* **SHORT TASK**: Take every line that has the string "entre" and copy it out.

Start DATA FOR THIS EXERCISE

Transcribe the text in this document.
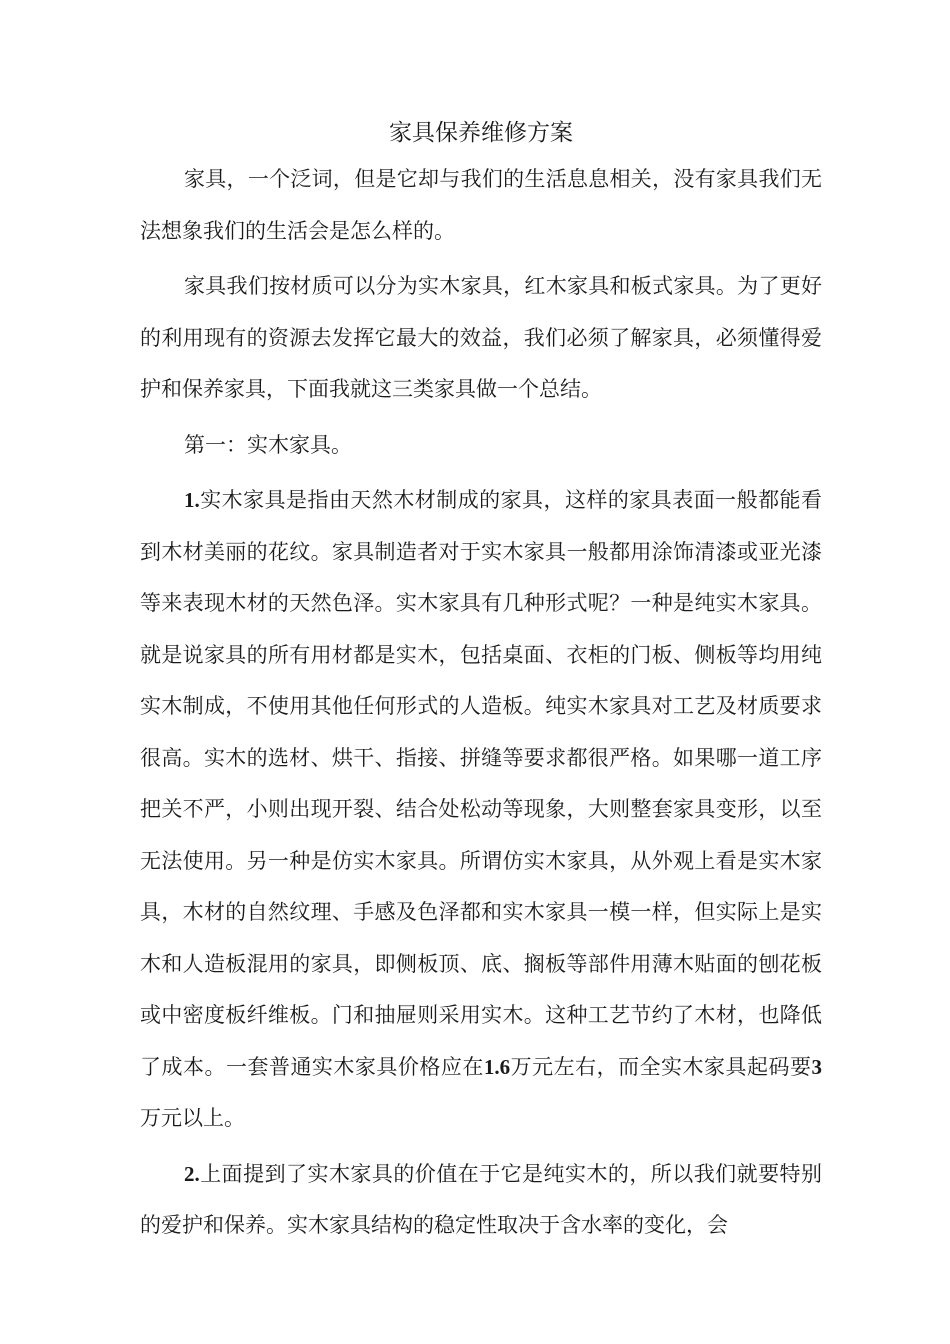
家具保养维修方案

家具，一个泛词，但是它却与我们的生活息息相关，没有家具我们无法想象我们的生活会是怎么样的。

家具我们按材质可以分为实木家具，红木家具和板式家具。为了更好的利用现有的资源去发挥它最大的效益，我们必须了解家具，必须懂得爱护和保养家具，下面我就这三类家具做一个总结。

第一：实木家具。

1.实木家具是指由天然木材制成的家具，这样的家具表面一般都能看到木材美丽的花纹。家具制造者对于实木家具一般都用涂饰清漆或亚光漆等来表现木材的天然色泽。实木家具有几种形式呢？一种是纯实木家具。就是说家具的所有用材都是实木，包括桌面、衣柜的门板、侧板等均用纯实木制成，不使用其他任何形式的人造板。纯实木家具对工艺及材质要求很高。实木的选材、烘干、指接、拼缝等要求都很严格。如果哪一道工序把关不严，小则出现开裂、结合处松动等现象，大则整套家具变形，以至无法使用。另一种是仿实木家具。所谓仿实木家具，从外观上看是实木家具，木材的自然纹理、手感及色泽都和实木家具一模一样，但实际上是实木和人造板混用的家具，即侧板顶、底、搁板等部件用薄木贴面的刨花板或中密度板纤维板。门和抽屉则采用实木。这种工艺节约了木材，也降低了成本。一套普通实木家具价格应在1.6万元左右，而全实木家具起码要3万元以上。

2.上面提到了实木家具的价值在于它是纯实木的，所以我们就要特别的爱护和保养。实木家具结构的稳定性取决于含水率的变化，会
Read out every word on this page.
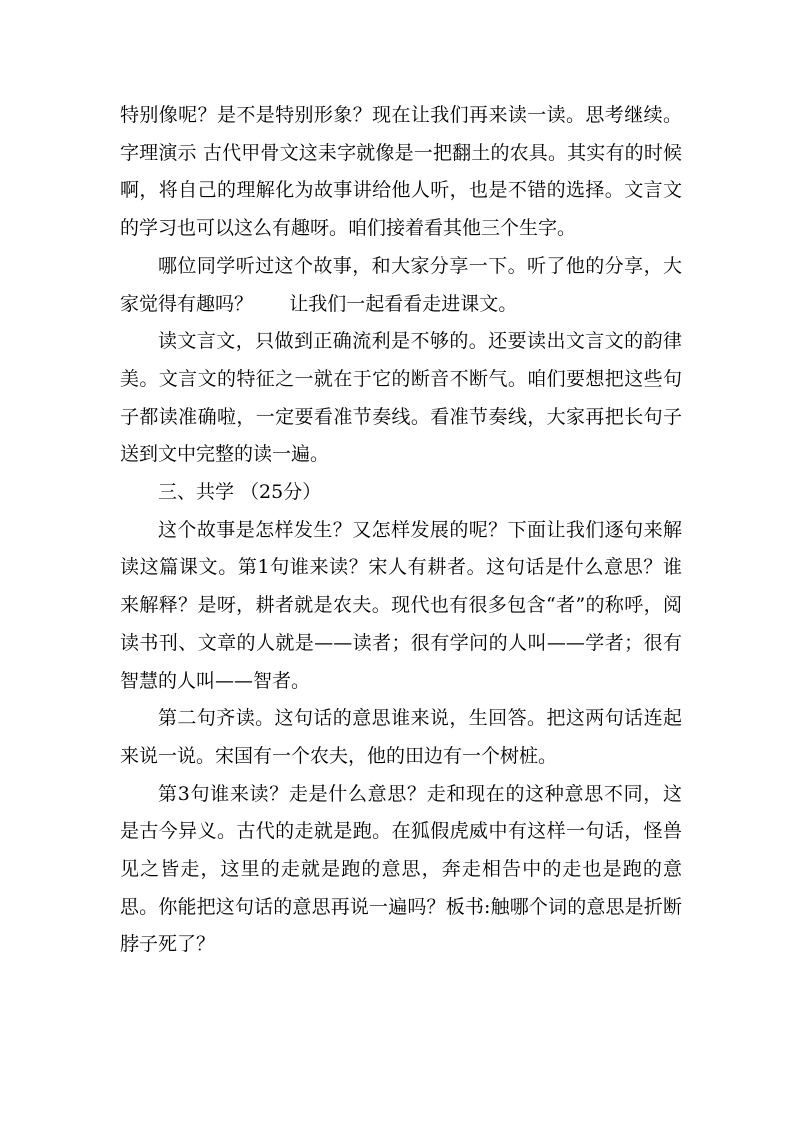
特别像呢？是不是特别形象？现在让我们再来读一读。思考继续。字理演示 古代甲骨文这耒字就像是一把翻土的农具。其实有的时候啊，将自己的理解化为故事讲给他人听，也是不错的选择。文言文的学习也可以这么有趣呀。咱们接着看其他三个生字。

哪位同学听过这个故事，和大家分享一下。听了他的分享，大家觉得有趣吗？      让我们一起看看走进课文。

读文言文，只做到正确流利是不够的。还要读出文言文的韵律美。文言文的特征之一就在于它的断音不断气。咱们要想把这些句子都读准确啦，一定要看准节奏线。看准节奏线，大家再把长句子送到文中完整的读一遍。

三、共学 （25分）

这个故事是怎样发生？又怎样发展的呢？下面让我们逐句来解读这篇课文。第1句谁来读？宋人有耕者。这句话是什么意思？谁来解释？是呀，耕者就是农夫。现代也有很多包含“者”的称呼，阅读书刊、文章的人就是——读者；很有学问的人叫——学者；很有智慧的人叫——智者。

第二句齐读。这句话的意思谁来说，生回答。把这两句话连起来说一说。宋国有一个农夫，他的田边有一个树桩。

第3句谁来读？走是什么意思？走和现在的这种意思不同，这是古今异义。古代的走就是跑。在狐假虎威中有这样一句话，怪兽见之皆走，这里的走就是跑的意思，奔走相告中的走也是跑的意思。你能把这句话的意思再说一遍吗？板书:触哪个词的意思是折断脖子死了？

End DATA FOR THIS EXERCISE
Start DATA FOR THIS EXERCISE

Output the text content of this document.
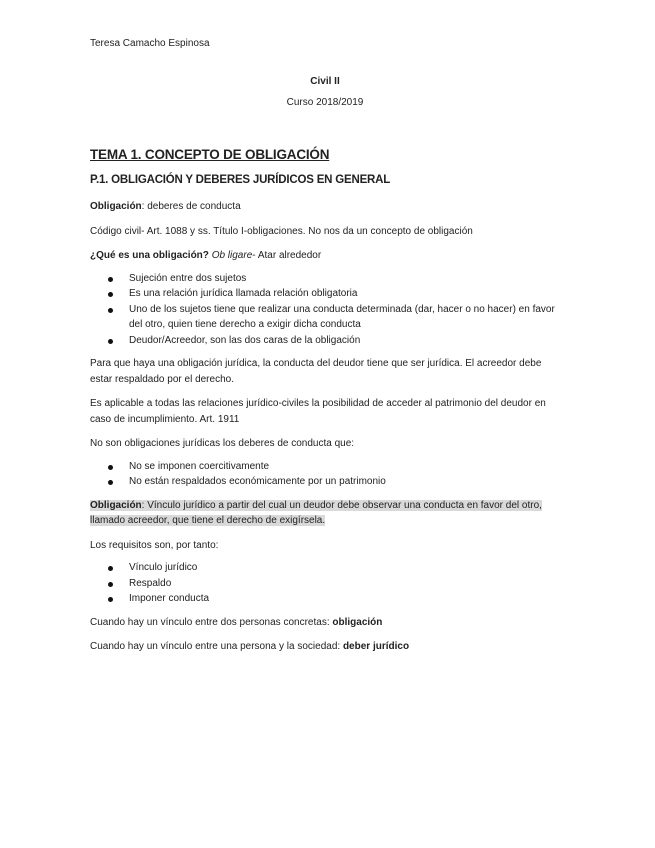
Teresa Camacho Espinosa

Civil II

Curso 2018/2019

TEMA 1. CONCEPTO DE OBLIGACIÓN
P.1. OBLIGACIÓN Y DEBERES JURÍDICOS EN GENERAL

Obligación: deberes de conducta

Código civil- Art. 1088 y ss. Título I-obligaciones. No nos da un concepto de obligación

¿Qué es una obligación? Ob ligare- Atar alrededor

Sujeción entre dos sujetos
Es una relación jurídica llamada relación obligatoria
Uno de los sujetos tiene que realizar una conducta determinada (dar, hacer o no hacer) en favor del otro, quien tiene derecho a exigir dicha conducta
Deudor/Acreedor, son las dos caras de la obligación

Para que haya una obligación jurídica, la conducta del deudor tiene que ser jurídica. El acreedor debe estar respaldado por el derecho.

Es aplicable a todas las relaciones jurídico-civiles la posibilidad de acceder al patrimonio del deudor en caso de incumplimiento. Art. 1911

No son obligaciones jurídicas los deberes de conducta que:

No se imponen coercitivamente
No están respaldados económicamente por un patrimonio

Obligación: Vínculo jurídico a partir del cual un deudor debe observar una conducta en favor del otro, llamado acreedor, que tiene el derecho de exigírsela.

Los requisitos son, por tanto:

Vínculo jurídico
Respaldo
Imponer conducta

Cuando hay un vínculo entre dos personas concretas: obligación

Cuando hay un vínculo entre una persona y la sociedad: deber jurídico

End DATA FOR THIS EXERCISE
Start DATA FOR THIS EXERCISE

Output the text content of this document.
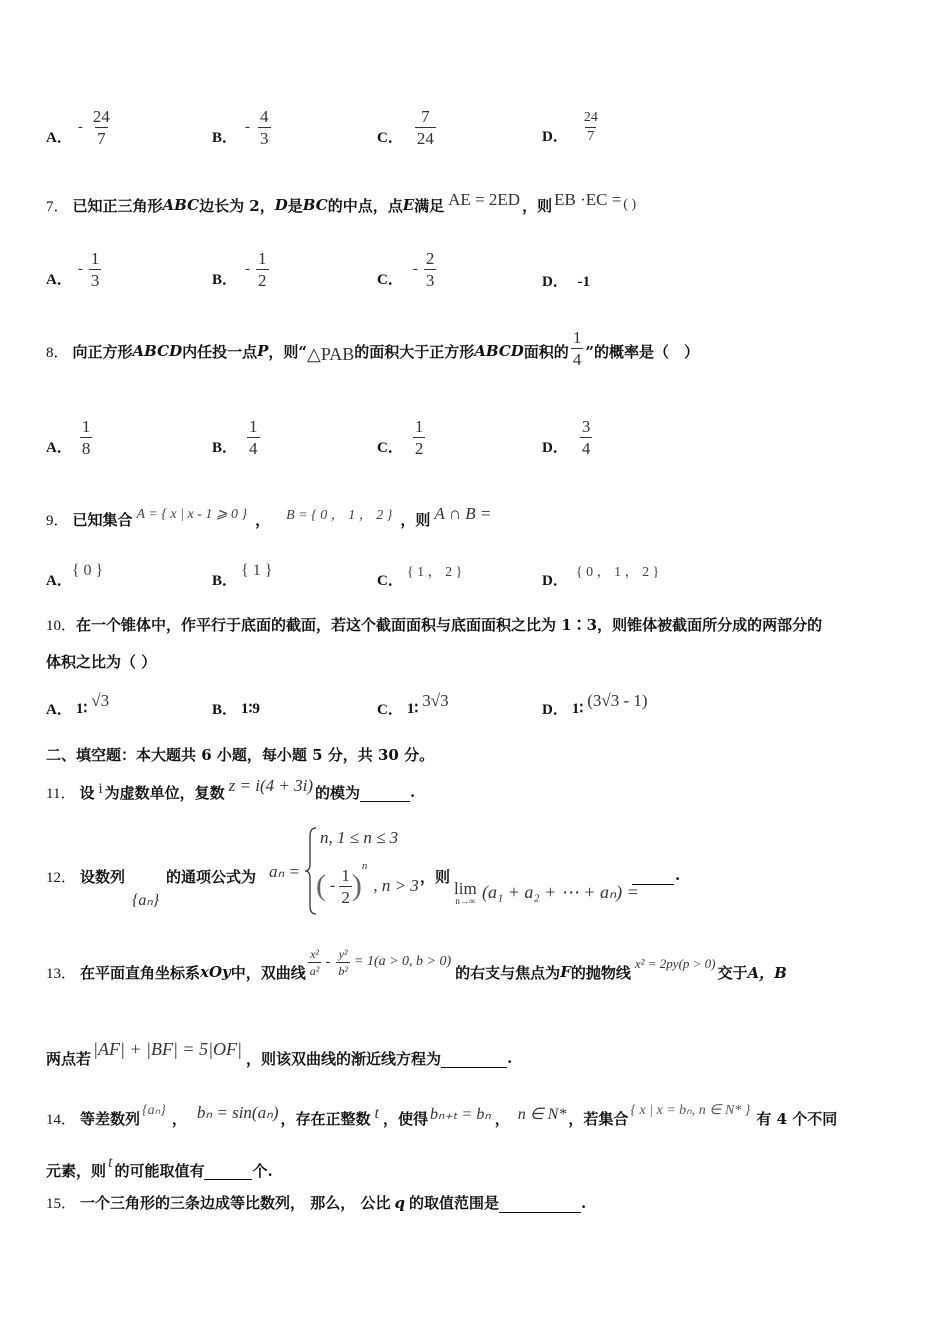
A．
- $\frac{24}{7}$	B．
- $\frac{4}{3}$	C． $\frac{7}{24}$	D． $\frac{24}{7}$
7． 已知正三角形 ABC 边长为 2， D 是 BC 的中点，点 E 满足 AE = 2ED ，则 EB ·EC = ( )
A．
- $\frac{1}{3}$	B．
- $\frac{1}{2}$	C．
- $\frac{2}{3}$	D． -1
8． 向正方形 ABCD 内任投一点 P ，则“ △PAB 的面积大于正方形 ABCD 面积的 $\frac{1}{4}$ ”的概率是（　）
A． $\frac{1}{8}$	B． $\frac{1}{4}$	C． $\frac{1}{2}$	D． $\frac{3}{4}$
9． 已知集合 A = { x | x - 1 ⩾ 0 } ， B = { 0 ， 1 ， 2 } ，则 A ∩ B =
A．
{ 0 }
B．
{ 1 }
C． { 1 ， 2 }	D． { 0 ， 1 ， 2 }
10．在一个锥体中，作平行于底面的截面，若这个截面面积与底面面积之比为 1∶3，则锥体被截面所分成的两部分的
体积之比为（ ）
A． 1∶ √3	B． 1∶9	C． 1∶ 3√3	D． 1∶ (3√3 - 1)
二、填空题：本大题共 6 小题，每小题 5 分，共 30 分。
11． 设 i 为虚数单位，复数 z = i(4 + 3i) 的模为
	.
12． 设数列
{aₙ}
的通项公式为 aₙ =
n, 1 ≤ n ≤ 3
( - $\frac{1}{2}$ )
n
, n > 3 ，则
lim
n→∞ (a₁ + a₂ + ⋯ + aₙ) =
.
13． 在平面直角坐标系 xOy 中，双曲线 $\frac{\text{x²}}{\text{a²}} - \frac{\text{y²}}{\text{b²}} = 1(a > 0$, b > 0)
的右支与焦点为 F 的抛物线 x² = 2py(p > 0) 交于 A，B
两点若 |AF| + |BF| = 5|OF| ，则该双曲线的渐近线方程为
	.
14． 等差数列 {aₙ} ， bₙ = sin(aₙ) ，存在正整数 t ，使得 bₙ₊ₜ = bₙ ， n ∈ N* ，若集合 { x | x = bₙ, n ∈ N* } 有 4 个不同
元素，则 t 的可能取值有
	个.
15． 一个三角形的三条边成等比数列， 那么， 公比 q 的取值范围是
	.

End DATA FOR THIS EXERCISE

* **SOLUTION TO THIS TASK**:
Sujeción entre dos sujetos
Cuando hay un vínculo entre dos personas concretas: obligación
Cuando hay un vínculo entre una persona y la sociedad: deber jurídico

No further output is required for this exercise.